(Collected data)
━━━━━━━━━━━━━━━━━━━━━━━━━━━━━━

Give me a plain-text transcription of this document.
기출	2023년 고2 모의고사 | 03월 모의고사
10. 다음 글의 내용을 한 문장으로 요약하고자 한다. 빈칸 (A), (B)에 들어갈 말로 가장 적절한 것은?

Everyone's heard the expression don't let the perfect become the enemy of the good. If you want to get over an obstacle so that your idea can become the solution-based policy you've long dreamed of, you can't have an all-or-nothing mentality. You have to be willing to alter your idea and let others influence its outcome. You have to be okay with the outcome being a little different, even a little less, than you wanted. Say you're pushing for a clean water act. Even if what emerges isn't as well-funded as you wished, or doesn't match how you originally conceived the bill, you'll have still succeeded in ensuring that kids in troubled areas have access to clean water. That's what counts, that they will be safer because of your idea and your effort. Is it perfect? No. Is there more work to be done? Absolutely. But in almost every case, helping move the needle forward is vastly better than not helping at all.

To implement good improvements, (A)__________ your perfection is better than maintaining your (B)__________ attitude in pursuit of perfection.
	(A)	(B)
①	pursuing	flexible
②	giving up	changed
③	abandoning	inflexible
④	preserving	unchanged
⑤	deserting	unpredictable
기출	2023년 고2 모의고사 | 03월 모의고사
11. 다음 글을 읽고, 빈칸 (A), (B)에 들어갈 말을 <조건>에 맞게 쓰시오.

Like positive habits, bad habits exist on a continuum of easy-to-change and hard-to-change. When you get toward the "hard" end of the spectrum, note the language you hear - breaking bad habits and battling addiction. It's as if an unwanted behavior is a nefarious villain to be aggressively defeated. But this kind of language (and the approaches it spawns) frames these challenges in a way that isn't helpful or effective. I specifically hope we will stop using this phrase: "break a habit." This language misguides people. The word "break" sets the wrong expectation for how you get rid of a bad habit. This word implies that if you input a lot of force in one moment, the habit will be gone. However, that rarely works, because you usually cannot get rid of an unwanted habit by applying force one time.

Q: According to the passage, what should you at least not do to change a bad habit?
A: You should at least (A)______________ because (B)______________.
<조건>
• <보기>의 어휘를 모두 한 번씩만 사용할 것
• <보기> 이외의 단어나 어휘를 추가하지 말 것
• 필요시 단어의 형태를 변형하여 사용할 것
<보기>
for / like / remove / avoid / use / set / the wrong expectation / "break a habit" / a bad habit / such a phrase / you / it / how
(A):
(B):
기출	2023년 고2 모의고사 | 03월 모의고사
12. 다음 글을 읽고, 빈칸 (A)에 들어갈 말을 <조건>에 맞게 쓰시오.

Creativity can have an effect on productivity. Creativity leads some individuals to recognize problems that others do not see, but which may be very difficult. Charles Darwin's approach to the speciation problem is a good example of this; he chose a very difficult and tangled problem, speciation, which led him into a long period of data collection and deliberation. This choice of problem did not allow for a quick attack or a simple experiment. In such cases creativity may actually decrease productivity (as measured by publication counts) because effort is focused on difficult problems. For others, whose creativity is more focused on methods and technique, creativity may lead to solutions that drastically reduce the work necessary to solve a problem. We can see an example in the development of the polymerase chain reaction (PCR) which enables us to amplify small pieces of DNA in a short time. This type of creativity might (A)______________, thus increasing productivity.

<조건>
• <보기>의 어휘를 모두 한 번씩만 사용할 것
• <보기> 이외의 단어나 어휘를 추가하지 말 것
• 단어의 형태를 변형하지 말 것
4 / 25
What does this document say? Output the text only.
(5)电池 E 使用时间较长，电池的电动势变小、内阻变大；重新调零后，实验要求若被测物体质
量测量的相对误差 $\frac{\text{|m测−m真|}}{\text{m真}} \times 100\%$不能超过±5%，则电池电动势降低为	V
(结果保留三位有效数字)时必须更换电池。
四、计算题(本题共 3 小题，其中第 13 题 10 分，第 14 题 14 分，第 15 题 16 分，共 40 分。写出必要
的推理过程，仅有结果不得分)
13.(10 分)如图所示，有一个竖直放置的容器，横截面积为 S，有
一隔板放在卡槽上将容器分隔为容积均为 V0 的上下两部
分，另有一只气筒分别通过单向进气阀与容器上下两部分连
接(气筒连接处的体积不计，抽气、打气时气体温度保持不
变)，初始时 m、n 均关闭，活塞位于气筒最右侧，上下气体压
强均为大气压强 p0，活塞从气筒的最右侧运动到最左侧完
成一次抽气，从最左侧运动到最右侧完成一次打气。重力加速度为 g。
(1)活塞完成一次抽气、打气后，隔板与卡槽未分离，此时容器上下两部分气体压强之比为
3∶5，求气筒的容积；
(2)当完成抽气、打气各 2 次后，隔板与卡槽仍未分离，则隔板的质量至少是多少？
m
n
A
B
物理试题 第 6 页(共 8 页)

━━━━━━━━━━━━━━━━━━━━━━━━━━━━━━

:: What is needed ::
Repeat the data exactly. Leave nothing out.

:: Response to the task ::
Give me a plain-text transcription of this document.
기출	2023년 고2 모의고사 | 03월 모의고사
10. 다음 글의 내용을 한 문장으로 요약하고자 한다. 빈칸 (A), (B)에 들어갈 말로 가장 적절한 것은?

Everyone's heard the expression don't let the perfect become the enemy of the good. If you want to get over an obstacle so that your idea can become the solution-based policy you've long dreamed of, you can't have an all-or-nothing mentality. You have to be willing to alter your idea and let others influence its outcome. You have to be okay with the outcome being a little different, even a little less, than you wanted. Say you're pushing for a clean water act. Even if what emerges isn't as well-funded as you wished, or doesn't match how you originally conceived the bill, you'll have still succeeded in ensuring that kids in troubled areas have access to clean water. That's what counts, that they will be safer because of your idea and your effort. Is it perfect? No. Is there more work to be done? Absolutely. But in almost every case, helping move the needle forward is vastly better than not helping at all.

To implement good improvements, (A)__________ your perfection is better than maintaining your (B)__________ attitude in pursuit of perfection.
	(A)	(B)
①	pursuing	flexible
②	giving up	changed
③	abandoning	inflexible
④	preserving	unchanged
⑤	deserting	unpredictable
기출	2023년 고2 모의고사 | 03월 모의고사
11. 다음 글을 읽고, 빈칸 (A), (B)에 들어갈 말을 <조건>에 맞게 쓰시오.

Like positive habits, bad habits exist on a continuum of easy-to-change and hard-to-change. When you get toward the "hard" end of the spectrum, note the language you hear - breaking bad habits and battling addiction. It's as if an unwanted behavior is a nefarious villain to be aggressively defeated. But this kind of language (and the approaches it spawns) frames these challenges in a way that isn't helpful or effective. I specifically hope we will stop using this phrase: "break a habit." This language misguides people. The word "break" sets the wrong expectation for how you get rid of a bad habit. This word implies that if you input a lot of force in one moment, the habit will be gone. However, that rarely works, because you usually cannot get rid of an unwanted habit by applying force one time.

Q: According to the passage, what should you at least not do to change a bad habit?
A: You should at least (A)______________ because (B)______________.
<조건>
• <보기>의 어휘를 모두 한 번씩만 사용할 것
• <보기> 이외의 단어나 어휘를 추가하지 말 것
• 필요시 단어의 형태를 변형하여 사용할 것
<보기>
for / like / remove / avoid / use / set / the wrong expectation / "break a habit" / a bad habit / such a phrase / you / it / how
(A):
(B):
기출	2023년 고2 모의고사 | 03월 모의고사
12. 다음 글을 읽고, 빈칸 (A)에 들어갈 말을 <조건>에 맞게 쓰시오.

Creativity can have an effect on productivity. Creativity leads some individuals to recognize problems that others do not see, but which may be very difficult. Charles Darwin's approach to the speciation problem is a good example of this; he chose a very difficult and tangled problem, speciation, which led him into a long period of data collection and deliberation. This choice of problem did not allow for a quick attack or a simple experiment. In such cases creativity may actually decrease productivity (as measured by publication counts) because effort is focused on difficult problems. For others, whose creativity is more focused on methods and technique, creativity may lead to solutions that drastically reduce the work necessary to solve a problem. We can see an example in the development of the polymerase chain reaction (PCR) which enables us to amplify small pieces of DNA in a short time. This type of creativity might (A)______________, thus increasing productivity.

<조건>
• <보기>의 어휘를 모두 한 번씩만 사용할 것
• <보기> 이외의 단어나 어휘를 추가하지 말 것
• 단어의 형태를 변형하지 말 것
4 / 25
What does this document say? Output the text only.
(5)电池 E 使用时间较长，电池的电动势变小、内阻变大；重新调零后，实验要求若被测物体质
量测量的相对误差 $\frac{\text{|m测−m真|}}{\text{m真}} \times 100\%$不能超过±5%，则电池电动势降低为	V
(结果保留三位有效数字)时必须更换电池。
四、计算题(本题共 3 小题，其中第 13 题 10 分，第 14 题 14 分，第 15 题 16 分，共 40 分。写出必要
的推理过程，仅有结果不得分)
13.(10 分)如图所示，有一个竖直放置的容器，横截面积为 S，有
一隔板放在卡槽上将容器分隔为容积均为 V0 的上下两部
分，另有一只气筒分别通过单向进气阀与容器上下两部分连
接(气筒连接处的体积不计，抽气、打气时气体温度保持不
变)，初始时 m、n 均关闭，活塞位于气筒最右侧，上下气体压
强均为大气压强 p0，活塞从气筒的最右侧运动到最左侧完
成一次抽气，从最左侧运动到最右侧完成一次打气。重力加速度为 g。
(1)活塞完成一次抽气、打气后，隔板与卡槽未分离，此时容器上下两部分气体压强之比为
3∶5，求气筒的容积；
(2)当完成抽气、打气各 2 次后，隔板与卡槽仍未分离，则隔板的质量至少是多少？
m
n
A
B
物理试题 第 6 页(共 8 页)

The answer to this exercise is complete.